**文本片段:**
· · · · ·

线性回归与岭回归参数向量公式推导

最新推荐文章于 2022-06-22 15:15:12 发布

Arsener_gong

最新推荐文章于 2022-06-22 15:15:12 发布

阅读量1.2k

点赞数 1

分类专栏：机器学习文章标签：线性回归岭回归

本文链接：https://blog.csdn.net/qq_38032064/article/details/90379935

版权

机器学习专栏收录该内容

4 篇文章 1 订阅

订阅专栏

线性回归是一种常用的机器学习回归算法，其原理是通过输入和输出学习回归函数，确定回归参数向量 $\mathbf{w}$ 和截距 $b$ 。对于新的样本 $\mathbf{x}$ ，其预测值为 $\hat{y}=\mathbf{x}\mathbf{w}+b$ 。式中， $\mathbf{x}$ 是 $n - 1$ 维横向量， $\mathbf{x}=[x_1,x_2,...,x_{n-1}]$ ， $\mathbf{w}$ 是 $n - 1$ 维列向量， $\mathbf{w}=[w_1,w_2,...,w_{n-1}]^\mathrm{T}$ 。

· · · · ·

**设定任务:** 根据这段讲线性回归的文本片段，线性回归通过输入和输出学习回归函数，需要确定的是哪两样东西？

· · · · ·

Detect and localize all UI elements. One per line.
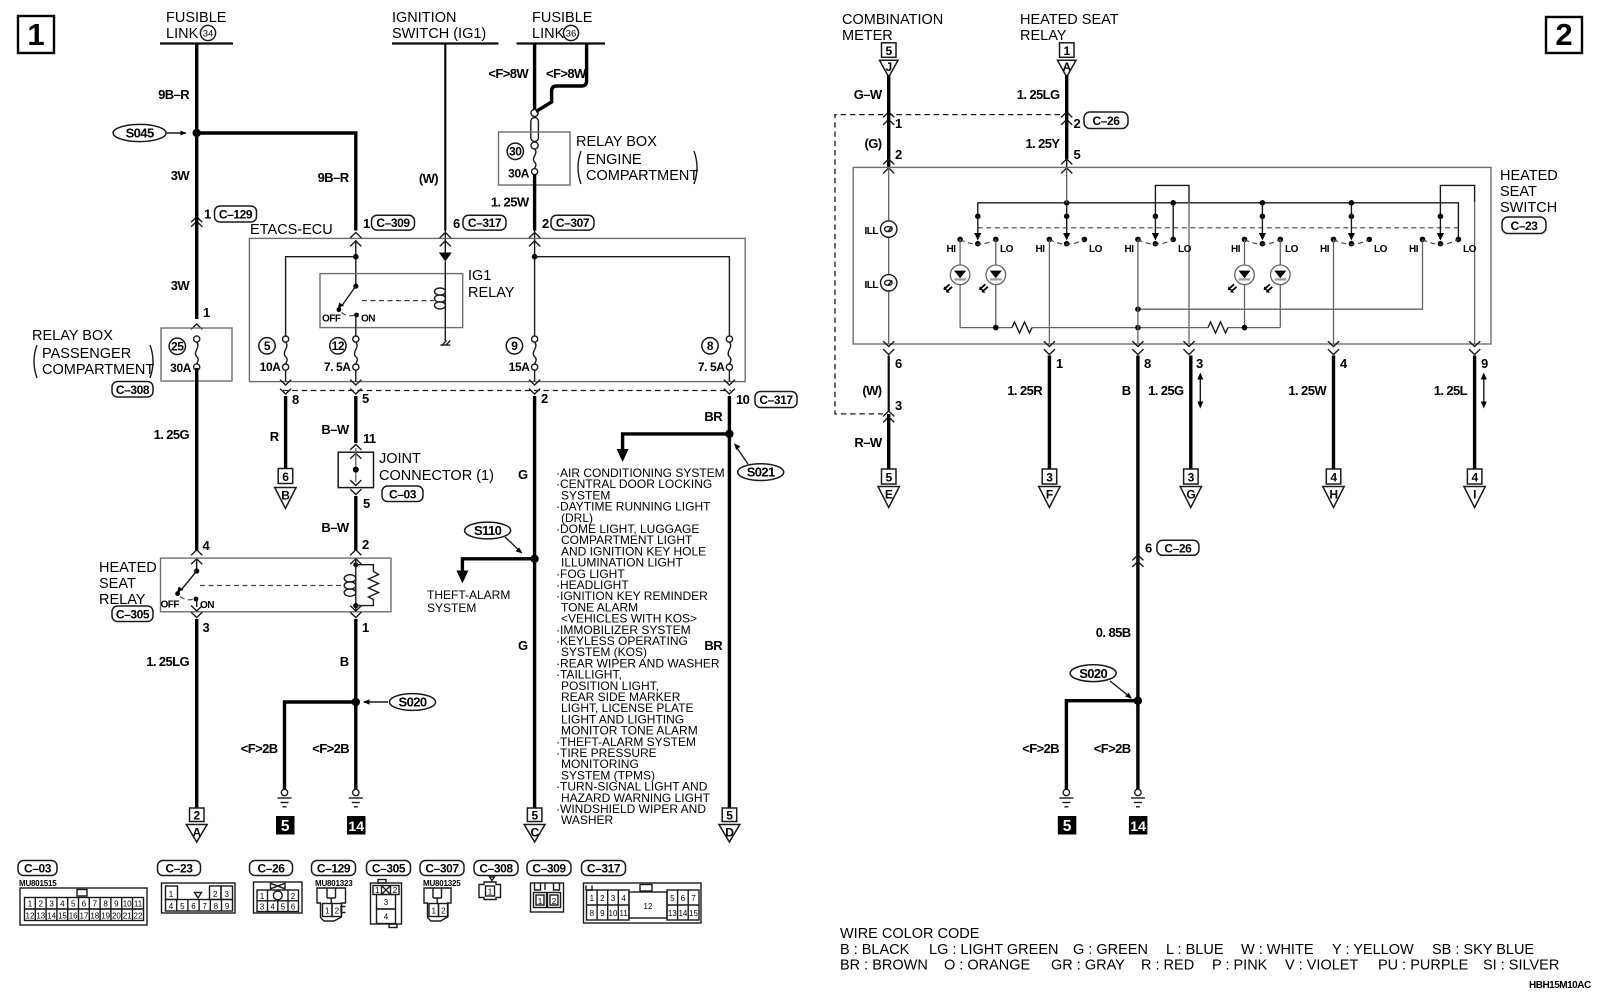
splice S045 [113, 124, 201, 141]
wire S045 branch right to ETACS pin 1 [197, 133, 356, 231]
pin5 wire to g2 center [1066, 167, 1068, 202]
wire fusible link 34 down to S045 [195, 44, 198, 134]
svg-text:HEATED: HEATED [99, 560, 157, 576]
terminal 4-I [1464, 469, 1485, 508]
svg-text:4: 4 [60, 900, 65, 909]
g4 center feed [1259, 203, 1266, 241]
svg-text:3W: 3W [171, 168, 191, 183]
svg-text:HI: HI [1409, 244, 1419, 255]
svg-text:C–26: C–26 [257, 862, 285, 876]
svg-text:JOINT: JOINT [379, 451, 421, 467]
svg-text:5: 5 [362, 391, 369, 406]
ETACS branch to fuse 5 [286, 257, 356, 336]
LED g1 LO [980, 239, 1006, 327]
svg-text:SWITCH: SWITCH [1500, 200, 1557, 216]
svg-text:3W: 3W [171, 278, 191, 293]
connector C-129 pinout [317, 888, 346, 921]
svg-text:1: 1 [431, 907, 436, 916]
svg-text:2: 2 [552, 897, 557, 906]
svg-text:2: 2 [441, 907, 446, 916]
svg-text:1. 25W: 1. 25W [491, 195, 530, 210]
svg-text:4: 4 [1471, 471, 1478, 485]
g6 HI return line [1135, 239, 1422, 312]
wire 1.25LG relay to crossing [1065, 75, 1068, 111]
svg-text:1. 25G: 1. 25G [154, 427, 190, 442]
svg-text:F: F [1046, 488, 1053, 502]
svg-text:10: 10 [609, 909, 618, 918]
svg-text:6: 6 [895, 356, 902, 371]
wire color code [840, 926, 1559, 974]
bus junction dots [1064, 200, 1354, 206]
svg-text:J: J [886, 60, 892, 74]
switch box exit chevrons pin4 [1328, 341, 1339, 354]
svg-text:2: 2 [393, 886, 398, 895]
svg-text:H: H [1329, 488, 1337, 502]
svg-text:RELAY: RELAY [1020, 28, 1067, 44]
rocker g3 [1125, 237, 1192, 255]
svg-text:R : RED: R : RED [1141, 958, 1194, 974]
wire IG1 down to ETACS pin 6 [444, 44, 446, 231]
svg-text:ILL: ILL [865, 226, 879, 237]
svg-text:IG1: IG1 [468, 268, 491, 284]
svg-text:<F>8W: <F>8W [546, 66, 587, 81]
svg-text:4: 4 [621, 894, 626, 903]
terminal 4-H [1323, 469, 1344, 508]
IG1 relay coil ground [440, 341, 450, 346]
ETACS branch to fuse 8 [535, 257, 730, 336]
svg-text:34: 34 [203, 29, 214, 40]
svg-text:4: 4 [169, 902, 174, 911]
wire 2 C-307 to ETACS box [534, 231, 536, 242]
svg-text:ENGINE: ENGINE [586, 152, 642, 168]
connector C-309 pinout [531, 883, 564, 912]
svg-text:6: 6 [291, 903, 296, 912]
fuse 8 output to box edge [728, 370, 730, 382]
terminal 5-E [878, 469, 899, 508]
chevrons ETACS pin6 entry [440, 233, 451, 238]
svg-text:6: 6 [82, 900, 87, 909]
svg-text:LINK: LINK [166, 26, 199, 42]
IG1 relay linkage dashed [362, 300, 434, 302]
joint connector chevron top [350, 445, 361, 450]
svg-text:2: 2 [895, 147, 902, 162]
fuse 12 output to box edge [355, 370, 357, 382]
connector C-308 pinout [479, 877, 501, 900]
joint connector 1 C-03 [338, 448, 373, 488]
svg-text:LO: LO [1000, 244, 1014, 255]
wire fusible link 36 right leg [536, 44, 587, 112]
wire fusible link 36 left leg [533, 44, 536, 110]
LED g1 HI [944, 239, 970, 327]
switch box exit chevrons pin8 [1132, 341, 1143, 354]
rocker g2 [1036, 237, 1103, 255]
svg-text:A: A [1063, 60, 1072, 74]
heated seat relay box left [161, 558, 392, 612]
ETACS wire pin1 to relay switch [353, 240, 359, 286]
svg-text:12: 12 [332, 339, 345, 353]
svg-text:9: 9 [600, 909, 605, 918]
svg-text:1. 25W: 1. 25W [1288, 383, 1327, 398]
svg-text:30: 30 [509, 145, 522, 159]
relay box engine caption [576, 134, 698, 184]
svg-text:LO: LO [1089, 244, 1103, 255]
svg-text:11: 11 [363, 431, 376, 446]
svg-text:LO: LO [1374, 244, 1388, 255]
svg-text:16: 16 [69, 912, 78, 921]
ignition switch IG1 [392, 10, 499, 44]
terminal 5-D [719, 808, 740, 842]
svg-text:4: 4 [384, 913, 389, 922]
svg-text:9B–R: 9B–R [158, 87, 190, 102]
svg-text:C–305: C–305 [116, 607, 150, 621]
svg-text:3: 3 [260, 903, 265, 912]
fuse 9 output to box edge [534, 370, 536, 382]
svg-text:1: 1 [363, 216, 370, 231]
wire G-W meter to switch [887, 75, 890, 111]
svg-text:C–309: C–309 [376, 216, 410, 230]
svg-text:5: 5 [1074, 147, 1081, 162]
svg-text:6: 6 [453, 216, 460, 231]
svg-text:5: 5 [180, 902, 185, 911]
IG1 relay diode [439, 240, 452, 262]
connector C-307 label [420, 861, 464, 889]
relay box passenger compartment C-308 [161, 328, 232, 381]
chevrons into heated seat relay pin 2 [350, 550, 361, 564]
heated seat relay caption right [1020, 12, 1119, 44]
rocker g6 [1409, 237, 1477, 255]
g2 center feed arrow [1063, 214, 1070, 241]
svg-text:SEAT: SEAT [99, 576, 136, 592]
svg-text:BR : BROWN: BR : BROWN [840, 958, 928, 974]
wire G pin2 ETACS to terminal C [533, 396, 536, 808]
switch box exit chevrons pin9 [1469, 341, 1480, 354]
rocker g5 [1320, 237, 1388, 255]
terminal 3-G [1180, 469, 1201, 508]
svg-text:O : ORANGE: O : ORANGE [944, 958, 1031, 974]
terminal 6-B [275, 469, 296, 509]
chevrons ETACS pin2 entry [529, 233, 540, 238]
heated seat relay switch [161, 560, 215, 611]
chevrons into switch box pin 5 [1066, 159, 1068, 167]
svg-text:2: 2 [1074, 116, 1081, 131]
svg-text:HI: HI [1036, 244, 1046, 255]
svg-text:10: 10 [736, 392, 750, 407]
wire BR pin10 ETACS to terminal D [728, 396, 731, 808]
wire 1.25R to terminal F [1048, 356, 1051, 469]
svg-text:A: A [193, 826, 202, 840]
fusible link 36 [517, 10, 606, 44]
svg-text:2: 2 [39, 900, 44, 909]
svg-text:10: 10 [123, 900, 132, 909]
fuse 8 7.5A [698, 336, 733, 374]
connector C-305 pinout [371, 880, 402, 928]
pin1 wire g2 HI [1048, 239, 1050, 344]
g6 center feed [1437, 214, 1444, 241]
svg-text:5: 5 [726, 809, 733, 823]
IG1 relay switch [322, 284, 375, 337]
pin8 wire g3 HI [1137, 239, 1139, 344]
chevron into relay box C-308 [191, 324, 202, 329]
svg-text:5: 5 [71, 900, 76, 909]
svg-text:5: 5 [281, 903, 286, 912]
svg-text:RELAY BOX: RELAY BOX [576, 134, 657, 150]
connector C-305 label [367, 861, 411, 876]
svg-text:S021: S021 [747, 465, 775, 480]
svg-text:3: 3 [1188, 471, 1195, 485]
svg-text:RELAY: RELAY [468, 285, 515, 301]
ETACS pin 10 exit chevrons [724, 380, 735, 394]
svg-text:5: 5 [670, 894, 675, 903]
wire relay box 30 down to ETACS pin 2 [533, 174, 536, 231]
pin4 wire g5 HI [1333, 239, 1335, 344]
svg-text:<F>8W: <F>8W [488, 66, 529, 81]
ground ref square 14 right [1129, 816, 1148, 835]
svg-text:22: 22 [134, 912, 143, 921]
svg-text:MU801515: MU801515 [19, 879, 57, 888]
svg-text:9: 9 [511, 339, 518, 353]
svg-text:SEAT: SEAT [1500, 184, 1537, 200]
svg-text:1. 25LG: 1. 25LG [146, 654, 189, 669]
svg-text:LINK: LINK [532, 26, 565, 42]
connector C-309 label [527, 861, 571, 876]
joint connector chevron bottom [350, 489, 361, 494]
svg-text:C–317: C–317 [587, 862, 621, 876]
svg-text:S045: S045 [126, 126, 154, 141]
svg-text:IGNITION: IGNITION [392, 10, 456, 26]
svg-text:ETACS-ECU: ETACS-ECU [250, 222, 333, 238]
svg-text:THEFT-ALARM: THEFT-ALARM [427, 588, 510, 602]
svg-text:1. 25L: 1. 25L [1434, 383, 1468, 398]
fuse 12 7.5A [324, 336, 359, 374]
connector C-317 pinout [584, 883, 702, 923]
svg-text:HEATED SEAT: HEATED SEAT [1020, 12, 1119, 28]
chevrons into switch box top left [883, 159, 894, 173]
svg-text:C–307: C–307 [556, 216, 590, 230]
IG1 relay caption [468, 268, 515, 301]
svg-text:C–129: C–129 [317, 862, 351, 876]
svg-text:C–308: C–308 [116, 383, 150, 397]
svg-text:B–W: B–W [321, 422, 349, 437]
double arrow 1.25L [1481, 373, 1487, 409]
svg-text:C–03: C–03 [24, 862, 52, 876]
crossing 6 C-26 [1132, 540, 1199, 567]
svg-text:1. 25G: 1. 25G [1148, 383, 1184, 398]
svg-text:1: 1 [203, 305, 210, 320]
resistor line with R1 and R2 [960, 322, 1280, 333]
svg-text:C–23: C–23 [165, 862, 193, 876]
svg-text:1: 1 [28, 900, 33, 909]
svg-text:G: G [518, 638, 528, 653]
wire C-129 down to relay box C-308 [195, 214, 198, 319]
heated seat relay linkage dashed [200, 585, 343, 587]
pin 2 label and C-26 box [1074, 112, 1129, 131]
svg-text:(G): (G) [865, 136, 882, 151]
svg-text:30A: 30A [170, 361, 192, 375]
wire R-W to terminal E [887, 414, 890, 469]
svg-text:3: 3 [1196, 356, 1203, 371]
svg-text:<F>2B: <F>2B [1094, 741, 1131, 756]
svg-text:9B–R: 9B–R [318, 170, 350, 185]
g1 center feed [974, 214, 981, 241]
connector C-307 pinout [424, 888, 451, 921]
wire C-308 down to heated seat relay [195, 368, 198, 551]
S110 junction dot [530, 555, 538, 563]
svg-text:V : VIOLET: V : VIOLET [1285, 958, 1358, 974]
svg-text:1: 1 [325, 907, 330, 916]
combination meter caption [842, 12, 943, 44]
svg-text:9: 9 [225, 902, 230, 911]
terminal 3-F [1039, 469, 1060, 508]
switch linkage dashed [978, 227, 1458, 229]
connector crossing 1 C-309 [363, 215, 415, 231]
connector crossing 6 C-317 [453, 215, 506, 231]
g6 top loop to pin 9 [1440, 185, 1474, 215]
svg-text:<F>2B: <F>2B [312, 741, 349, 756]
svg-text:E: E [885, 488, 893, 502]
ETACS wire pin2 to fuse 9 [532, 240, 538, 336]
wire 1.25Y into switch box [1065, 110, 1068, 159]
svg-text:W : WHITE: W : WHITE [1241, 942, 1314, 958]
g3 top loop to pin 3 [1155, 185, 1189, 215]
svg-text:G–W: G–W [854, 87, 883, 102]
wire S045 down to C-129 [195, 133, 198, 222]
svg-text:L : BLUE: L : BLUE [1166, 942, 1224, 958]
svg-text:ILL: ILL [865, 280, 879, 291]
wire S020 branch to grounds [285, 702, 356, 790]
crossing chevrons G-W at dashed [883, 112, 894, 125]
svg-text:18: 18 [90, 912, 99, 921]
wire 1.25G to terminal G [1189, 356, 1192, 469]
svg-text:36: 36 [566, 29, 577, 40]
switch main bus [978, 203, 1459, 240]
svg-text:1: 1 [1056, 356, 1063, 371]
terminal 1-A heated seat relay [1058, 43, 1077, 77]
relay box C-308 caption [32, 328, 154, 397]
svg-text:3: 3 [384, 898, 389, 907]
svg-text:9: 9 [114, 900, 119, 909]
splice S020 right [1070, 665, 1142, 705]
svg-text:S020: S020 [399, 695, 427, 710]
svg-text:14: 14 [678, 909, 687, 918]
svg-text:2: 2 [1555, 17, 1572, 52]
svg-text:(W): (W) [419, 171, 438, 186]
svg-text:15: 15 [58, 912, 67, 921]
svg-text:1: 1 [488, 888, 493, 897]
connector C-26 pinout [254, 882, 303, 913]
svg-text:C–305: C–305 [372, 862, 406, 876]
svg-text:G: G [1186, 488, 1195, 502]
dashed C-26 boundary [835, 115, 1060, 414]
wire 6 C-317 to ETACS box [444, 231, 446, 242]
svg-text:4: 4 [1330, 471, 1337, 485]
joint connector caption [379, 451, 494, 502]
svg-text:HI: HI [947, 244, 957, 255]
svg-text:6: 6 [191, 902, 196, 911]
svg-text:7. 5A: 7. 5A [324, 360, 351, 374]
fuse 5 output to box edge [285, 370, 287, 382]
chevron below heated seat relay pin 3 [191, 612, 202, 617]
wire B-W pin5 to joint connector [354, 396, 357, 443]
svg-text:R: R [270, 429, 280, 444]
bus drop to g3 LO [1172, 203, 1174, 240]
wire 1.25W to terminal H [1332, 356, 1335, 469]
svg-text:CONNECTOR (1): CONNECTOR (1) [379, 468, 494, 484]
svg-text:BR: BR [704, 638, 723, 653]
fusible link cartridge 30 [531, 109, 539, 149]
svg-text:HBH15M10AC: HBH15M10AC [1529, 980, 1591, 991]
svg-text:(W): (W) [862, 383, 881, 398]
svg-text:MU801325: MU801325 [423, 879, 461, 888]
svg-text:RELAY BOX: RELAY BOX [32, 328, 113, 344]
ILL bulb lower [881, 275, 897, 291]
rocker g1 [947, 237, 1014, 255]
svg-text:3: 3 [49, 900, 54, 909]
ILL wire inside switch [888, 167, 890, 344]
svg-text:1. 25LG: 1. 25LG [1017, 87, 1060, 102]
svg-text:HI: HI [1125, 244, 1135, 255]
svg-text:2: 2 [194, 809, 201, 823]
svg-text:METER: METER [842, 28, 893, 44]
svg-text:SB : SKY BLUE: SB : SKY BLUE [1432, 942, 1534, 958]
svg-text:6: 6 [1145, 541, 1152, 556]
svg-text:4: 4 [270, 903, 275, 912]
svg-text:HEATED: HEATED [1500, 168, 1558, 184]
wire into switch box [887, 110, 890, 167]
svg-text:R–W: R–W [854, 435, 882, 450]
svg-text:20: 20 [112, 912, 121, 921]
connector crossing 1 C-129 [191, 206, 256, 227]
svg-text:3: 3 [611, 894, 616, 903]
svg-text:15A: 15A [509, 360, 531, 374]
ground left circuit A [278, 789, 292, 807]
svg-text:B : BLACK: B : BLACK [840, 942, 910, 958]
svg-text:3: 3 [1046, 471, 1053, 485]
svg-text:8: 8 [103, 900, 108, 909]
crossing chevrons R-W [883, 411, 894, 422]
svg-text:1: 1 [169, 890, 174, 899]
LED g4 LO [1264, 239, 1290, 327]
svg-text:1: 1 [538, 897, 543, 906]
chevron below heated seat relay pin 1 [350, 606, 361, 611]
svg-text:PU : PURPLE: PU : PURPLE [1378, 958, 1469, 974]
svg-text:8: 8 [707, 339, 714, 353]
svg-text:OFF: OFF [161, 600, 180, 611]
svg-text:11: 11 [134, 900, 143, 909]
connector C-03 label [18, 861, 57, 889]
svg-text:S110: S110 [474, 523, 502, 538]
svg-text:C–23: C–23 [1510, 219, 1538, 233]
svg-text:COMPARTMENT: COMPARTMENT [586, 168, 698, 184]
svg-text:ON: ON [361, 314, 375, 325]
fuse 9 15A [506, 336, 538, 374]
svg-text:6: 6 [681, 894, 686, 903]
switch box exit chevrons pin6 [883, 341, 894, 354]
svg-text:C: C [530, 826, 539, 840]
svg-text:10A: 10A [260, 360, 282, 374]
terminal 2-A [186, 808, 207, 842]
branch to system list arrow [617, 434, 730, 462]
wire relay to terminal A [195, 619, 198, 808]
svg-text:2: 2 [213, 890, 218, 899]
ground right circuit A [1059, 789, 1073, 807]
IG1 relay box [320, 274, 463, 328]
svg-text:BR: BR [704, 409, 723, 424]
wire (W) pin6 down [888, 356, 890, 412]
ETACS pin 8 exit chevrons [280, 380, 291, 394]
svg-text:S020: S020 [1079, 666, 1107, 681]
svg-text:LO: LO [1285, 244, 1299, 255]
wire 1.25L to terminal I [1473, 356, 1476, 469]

· · · · ·

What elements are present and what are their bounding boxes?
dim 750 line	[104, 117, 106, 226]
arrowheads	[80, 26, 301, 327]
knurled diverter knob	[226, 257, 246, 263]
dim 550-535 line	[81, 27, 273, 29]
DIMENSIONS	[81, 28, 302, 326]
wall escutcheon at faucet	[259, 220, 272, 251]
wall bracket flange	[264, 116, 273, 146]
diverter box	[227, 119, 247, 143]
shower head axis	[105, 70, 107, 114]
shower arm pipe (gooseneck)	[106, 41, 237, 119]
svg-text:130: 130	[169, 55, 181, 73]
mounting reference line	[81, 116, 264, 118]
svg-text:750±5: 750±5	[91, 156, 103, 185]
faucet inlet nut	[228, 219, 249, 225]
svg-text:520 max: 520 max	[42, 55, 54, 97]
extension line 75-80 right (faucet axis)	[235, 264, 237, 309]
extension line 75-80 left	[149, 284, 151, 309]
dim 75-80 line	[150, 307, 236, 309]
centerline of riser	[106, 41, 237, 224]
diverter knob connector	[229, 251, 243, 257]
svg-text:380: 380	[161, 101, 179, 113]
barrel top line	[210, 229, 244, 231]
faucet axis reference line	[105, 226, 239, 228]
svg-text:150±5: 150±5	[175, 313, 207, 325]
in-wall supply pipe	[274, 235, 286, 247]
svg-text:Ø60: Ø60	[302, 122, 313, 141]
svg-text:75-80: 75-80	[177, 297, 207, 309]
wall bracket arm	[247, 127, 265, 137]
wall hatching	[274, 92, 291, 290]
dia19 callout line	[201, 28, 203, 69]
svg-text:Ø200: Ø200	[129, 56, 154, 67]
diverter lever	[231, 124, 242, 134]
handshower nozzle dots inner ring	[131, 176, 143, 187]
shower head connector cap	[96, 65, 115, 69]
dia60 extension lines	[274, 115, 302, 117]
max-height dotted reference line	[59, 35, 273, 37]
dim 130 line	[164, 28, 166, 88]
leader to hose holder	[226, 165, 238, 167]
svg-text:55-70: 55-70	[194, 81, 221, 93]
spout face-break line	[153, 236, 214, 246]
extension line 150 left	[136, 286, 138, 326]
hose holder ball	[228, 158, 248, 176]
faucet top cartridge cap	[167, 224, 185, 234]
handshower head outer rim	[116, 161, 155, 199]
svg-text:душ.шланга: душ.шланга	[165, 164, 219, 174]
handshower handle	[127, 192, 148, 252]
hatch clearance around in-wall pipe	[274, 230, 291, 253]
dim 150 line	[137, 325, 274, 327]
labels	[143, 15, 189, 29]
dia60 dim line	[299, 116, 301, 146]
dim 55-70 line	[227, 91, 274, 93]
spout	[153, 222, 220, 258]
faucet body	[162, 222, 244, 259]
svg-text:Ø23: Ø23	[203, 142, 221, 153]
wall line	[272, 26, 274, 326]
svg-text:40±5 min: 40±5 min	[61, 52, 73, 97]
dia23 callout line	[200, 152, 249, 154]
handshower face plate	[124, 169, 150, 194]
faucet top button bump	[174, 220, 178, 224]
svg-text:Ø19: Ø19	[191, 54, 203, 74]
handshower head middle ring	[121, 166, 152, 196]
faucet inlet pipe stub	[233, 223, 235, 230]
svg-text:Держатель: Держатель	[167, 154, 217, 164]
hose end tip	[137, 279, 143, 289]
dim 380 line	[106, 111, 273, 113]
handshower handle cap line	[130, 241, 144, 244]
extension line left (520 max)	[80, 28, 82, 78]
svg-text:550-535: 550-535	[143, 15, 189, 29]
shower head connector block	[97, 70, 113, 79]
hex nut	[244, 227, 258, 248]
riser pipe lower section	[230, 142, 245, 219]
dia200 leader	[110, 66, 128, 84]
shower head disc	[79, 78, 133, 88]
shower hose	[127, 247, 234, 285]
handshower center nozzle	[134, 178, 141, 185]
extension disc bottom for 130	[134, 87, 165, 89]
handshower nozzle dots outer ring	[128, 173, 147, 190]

· · · · ·

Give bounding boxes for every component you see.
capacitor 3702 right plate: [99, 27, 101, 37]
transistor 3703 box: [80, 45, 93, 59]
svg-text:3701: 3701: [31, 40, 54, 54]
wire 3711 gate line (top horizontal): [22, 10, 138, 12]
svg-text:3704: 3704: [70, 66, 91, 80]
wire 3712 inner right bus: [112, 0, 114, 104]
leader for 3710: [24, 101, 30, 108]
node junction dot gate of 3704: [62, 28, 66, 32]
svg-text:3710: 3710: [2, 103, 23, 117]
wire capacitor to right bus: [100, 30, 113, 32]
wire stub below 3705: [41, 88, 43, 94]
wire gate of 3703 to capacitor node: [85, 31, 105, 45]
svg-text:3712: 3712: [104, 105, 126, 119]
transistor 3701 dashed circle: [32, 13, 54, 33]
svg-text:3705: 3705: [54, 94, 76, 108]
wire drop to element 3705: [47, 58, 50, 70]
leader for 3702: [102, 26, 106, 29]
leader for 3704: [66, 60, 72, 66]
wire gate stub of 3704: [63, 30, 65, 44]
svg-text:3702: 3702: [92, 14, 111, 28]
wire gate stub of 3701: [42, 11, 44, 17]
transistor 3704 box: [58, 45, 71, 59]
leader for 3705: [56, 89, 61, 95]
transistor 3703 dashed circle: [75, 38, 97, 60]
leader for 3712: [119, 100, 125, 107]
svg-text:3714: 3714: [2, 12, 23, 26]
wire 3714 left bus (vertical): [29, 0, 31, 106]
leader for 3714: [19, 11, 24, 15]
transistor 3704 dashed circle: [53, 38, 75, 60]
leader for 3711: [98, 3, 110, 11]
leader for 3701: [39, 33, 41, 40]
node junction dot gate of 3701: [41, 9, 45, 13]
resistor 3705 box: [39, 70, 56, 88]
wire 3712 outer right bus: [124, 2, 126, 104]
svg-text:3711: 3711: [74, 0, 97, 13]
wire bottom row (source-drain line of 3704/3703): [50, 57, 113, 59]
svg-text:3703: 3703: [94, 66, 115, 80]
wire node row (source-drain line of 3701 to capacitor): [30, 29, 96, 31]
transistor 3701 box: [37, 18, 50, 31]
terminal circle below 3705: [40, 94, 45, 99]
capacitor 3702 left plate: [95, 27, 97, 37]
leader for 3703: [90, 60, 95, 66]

· · · · ·

**回答:** 需要确定回归参数向量 $\mathbf{w}$ 和截距 $b$。